--- begin Extracted data ---
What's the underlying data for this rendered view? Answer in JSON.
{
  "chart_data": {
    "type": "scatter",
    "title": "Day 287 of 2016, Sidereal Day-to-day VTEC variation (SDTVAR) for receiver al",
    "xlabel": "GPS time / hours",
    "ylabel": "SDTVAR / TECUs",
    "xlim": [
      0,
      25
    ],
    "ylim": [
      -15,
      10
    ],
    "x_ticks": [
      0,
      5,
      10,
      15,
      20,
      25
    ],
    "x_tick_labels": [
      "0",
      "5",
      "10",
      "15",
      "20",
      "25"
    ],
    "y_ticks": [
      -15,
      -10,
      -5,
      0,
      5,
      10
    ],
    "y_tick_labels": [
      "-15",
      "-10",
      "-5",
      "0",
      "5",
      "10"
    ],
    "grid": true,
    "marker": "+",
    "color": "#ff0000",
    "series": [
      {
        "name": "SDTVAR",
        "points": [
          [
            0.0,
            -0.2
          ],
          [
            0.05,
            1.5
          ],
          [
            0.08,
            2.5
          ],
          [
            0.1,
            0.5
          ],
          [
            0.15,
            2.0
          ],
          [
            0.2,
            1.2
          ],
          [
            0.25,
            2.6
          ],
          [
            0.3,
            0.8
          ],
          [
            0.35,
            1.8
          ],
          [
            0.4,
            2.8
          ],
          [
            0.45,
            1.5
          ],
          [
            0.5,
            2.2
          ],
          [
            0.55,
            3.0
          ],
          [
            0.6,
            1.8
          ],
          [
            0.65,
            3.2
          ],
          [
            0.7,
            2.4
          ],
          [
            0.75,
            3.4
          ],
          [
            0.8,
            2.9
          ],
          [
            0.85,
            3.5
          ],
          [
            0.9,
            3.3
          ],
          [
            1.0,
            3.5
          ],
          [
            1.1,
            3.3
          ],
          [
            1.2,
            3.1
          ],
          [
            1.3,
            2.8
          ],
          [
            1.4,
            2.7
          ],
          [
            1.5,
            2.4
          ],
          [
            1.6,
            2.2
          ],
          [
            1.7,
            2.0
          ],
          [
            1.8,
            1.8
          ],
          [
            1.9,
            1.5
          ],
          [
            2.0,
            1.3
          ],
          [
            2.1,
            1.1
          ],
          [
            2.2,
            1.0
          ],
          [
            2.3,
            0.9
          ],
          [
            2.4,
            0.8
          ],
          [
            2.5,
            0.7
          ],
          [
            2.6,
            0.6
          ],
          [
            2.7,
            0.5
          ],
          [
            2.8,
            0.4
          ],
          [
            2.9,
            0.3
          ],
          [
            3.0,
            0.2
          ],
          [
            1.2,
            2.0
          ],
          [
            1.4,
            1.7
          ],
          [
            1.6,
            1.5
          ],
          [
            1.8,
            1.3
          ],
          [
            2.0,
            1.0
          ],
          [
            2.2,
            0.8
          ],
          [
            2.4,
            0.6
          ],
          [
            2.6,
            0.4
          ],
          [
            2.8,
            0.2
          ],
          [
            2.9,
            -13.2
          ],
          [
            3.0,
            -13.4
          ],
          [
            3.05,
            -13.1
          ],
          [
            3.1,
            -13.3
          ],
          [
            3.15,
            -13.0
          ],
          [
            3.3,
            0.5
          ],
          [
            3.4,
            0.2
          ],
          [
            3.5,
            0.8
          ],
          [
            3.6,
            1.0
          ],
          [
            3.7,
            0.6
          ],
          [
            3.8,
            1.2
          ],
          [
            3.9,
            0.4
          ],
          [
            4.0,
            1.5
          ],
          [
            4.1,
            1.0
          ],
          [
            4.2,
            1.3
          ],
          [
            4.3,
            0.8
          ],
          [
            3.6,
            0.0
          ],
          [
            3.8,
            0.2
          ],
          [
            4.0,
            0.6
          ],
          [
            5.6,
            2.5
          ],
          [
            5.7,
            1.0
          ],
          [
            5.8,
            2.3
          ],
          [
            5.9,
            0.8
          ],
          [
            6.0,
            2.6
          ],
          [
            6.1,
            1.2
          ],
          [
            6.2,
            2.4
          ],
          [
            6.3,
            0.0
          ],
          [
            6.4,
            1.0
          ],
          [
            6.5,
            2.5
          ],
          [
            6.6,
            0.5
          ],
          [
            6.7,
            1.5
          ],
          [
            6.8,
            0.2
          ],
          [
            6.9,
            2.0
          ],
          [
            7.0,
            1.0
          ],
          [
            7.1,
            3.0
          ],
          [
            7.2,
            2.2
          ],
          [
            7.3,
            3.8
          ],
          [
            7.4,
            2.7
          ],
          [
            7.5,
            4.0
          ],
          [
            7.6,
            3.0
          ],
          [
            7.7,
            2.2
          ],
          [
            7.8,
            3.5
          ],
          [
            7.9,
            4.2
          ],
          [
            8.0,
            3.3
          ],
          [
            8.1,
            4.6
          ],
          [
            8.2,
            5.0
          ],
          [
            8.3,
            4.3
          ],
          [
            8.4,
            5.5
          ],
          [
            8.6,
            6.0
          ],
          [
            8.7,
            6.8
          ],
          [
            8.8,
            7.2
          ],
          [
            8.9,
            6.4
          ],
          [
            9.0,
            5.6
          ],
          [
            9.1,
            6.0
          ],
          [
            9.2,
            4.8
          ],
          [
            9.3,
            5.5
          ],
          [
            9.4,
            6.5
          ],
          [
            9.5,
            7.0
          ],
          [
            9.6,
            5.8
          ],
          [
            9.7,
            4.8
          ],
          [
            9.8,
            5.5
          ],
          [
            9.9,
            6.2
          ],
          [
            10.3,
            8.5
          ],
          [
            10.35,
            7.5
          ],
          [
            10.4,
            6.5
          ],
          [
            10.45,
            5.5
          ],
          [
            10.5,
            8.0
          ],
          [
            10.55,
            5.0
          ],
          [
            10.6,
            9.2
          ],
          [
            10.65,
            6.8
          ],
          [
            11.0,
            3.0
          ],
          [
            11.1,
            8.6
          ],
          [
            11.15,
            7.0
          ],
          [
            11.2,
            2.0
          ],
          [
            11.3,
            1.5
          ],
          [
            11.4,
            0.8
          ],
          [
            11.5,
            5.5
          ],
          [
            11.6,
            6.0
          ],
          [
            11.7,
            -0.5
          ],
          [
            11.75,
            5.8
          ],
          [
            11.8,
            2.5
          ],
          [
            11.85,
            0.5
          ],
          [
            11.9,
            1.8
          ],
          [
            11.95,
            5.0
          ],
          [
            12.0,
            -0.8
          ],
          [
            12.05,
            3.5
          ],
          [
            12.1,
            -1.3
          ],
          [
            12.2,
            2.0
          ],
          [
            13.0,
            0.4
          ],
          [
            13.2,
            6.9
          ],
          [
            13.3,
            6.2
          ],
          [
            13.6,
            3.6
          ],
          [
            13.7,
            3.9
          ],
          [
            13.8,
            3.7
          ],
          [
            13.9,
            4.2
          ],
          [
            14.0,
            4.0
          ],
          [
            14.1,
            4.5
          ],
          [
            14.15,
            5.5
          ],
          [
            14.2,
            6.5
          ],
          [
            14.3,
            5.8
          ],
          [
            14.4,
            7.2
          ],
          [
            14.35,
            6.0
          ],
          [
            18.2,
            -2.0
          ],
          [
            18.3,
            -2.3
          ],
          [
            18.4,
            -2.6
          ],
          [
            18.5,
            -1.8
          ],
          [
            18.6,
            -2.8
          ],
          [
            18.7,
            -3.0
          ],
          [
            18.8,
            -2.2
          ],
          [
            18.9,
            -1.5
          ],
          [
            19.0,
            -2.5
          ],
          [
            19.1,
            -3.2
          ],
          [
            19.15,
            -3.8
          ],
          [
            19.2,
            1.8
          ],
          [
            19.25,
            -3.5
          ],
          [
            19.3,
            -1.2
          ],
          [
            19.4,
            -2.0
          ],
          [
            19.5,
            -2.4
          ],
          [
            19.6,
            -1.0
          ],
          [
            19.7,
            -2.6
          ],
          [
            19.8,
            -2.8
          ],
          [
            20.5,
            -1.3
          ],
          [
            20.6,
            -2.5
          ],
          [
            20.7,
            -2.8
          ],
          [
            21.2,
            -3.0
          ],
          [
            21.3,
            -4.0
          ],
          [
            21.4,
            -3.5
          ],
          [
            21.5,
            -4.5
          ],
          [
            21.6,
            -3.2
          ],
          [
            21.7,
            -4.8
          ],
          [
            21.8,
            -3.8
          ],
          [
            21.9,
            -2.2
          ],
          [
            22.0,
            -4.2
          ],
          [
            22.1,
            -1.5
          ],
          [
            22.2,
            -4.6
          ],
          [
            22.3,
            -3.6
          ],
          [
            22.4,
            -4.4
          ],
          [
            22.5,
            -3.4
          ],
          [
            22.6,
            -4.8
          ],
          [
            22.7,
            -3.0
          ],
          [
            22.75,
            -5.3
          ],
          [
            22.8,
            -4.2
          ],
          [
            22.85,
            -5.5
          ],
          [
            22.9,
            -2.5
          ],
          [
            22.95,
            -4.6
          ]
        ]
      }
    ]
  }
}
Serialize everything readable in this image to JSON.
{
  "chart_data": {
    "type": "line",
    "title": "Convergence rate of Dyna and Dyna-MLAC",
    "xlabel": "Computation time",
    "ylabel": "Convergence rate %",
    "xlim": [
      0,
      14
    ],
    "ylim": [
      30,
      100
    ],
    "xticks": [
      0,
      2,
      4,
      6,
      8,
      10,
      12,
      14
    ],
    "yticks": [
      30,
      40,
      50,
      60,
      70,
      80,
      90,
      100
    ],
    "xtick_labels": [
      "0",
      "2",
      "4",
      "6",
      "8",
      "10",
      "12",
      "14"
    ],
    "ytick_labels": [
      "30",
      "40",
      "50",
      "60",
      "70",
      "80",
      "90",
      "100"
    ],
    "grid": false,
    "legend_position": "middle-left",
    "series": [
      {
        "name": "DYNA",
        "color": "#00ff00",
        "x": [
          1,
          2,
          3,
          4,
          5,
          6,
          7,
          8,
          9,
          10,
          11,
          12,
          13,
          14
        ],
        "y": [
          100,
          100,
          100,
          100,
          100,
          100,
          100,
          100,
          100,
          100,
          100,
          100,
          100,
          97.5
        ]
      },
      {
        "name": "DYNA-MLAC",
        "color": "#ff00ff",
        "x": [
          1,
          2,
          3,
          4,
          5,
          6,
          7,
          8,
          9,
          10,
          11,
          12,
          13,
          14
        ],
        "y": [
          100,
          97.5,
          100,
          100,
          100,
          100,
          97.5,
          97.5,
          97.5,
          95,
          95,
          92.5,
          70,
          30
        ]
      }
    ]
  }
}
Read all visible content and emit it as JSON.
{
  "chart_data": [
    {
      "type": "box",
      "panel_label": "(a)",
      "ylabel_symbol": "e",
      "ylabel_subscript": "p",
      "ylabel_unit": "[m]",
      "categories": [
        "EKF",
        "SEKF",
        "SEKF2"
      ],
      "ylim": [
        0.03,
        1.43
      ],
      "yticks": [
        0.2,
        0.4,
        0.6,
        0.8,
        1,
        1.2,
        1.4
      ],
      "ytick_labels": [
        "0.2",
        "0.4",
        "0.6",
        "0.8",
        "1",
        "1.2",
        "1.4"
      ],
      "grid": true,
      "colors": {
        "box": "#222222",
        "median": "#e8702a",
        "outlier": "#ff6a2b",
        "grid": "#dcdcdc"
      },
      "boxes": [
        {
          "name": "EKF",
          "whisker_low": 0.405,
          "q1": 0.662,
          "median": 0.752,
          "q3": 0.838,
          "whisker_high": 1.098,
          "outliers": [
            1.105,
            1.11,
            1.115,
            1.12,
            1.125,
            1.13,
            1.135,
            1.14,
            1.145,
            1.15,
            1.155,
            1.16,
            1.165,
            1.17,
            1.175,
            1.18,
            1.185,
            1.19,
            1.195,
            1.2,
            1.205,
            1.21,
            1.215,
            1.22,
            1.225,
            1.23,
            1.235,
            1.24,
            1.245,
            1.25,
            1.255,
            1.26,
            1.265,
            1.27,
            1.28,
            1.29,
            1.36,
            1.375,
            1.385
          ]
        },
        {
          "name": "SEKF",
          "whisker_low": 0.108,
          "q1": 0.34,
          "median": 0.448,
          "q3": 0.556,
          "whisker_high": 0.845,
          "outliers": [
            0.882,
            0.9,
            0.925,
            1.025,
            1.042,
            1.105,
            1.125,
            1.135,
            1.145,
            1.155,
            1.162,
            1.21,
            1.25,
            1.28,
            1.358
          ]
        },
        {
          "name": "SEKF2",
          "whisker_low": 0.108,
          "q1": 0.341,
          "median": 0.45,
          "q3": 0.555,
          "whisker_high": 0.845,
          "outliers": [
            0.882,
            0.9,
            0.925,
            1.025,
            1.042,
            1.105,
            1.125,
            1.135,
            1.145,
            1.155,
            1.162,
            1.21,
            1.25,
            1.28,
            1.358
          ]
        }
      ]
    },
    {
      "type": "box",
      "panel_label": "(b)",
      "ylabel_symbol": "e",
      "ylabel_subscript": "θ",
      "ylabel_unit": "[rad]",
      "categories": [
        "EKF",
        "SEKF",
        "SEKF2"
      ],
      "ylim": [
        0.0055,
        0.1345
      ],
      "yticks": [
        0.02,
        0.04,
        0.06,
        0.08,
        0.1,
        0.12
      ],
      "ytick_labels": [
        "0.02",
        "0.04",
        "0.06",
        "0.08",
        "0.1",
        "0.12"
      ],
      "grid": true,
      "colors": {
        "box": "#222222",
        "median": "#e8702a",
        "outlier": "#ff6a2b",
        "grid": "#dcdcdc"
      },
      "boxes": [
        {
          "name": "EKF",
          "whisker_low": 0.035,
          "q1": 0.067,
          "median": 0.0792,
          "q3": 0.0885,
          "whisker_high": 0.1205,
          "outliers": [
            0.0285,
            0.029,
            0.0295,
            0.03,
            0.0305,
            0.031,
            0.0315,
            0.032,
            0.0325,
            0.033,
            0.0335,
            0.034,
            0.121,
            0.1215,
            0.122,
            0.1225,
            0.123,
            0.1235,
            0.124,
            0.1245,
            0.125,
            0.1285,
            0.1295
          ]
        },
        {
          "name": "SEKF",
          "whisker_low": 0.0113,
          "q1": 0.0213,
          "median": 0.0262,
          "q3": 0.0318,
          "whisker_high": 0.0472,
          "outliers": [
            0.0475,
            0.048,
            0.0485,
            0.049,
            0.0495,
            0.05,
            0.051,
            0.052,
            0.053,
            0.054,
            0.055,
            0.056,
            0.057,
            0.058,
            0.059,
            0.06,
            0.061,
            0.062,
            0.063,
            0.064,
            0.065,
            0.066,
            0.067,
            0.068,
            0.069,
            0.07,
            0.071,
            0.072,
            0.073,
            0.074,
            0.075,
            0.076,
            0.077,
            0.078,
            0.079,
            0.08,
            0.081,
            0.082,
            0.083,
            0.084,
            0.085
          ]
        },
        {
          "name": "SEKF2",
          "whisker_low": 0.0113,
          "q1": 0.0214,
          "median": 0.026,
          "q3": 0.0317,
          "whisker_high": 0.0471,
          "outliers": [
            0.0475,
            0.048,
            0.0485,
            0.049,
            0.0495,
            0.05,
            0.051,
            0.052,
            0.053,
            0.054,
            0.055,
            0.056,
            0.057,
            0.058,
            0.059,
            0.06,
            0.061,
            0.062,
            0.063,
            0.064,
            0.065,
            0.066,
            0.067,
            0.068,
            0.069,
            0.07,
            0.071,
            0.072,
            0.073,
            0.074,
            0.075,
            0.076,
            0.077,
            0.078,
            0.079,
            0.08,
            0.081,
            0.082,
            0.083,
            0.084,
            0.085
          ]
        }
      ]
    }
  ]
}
--- end Extracted data ---
_To do_
Return all lines of the material above in which the word "rate" occurs.

_Result for this exercise_
    "title": "Convergence rate of Dyna and Dyna-MLAC",
    "ylabel": "Convergence rate %",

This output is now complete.